> **GOAL**: Transcribe all of the material exactly, except for its pictures.

> **PROVIDED DATA**:
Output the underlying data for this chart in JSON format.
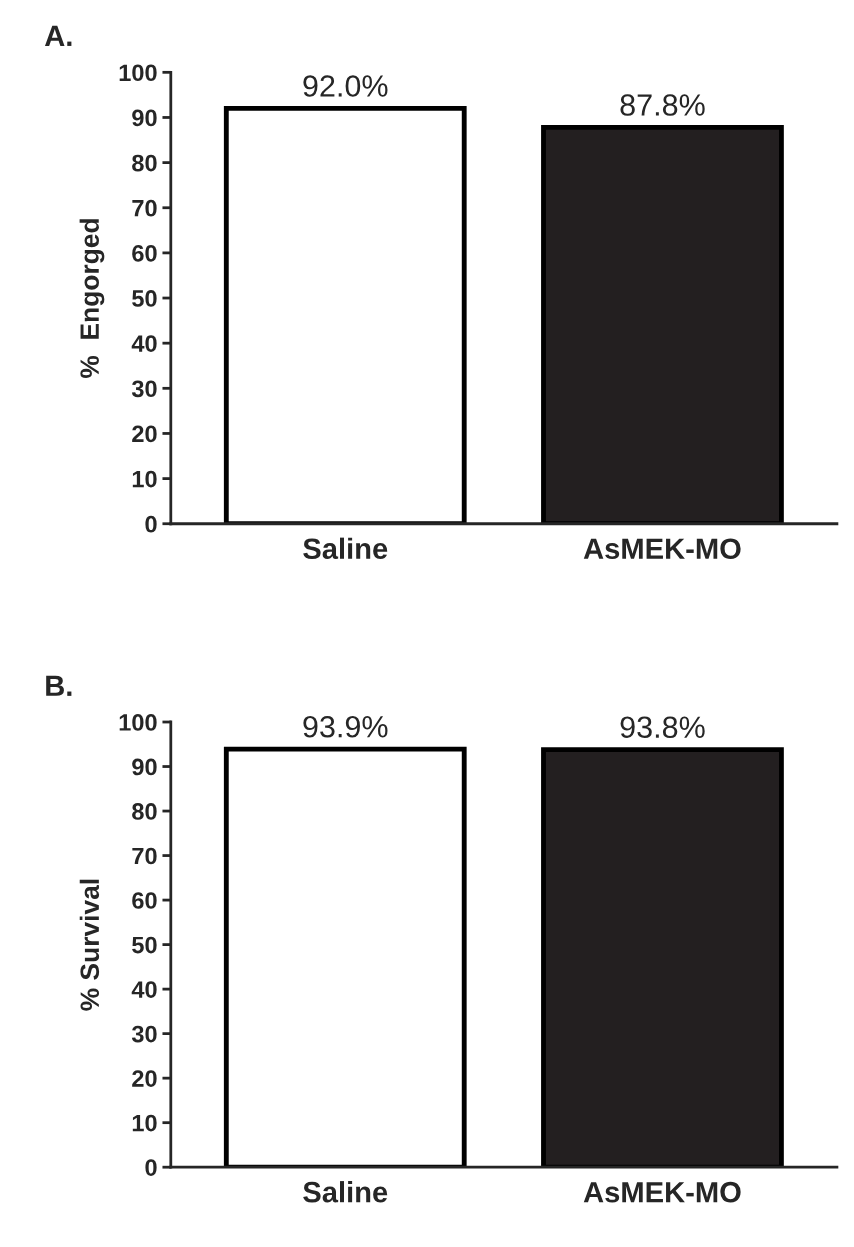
{
  "chart_data": [
    {
      "type": "bar",
      "title": "A.",
      "ylabel": "%  Engorged",
      "categories": [
        "Saline",
        "AsMEK-MO"
      ],
      "values": [
        92.0,
        87.8
      ],
      "colors": [
        "#ffffff",
        "#231f20"
      ],
      "value_labels": [
        "92.0%",
        "87.8%"
      ],
      "ylim": [
        0,
        100
      ],
      "yticks": [
        0,
        10,
        20,
        30,
        40,
        50,
        60,
        70,
        80,
        90,
        100
      ],
      "grid": false,
      "legend": false
    },
    {
      "type": "bar",
      "title": "B.",
      "ylabel": "% Survival",
      "categories": [
        "Saline",
        "AsMEK-MO"
      ],
      "values": [
        93.9,
        93.8
      ],
      "colors": [
        "#ffffff",
        "#231f20"
      ],
      "value_labels": [
        "93.9%",
        "93.8%"
      ],
      "ylim": [
        0,
        100
      ],
      "yticks": [
        0,
        10,
        20,
        30,
        40,
        50,
        60,
        70,
        80,
        90,
        100
      ],
      "grid": false,
      "legend": false
    }
  ]
}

> **SOLUTION FOR THIS TASK**:
Output the underlying data for this chart in JSON format.
{
  "chart_data": [
    {
      "type": "bar",
      "title": "A.",
      "ylabel": "%  Engorged",
      "categories": [
        "Saline",
        "AsMEK-MO"
      ],
      "values": [
        92.0,
        87.8
      ],
      "colors": [
        "#ffffff",
        "#231f20"
      ],
      "value_labels": [
        "92.0%",
        "87.8%"
      ],
      "ylim": [
        0,
        100
      ],
      "yticks": [
        0,
        10,
        20,
        30,
        40,
        50,
        60,
        70,
        80,
        90,
        100
      ],
      "grid": false,
      "legend": false
    },
    {
      "type": "bar",
      "title": "B.",
      "ylabel": "% Survival",
      "categories": [
        "Saline",
        "AsMEK-MO"
      ],
      "values": [
        93.9,
        93.8
      ],
      "colors": [
        "#ffffff",
        "#231f20"
      ],
      "value_labels": [
        "93.9%",
        "93.8%"
      ],
      "ylim": [
        0,
        100
      ],
      "yticks": [
        0,
        10,
        20,
        30,
        40,
        50,
        60,
        70,
        80,
        90,
        100
      ],
      "grid": false,
      "legend": false
    }
  ]
}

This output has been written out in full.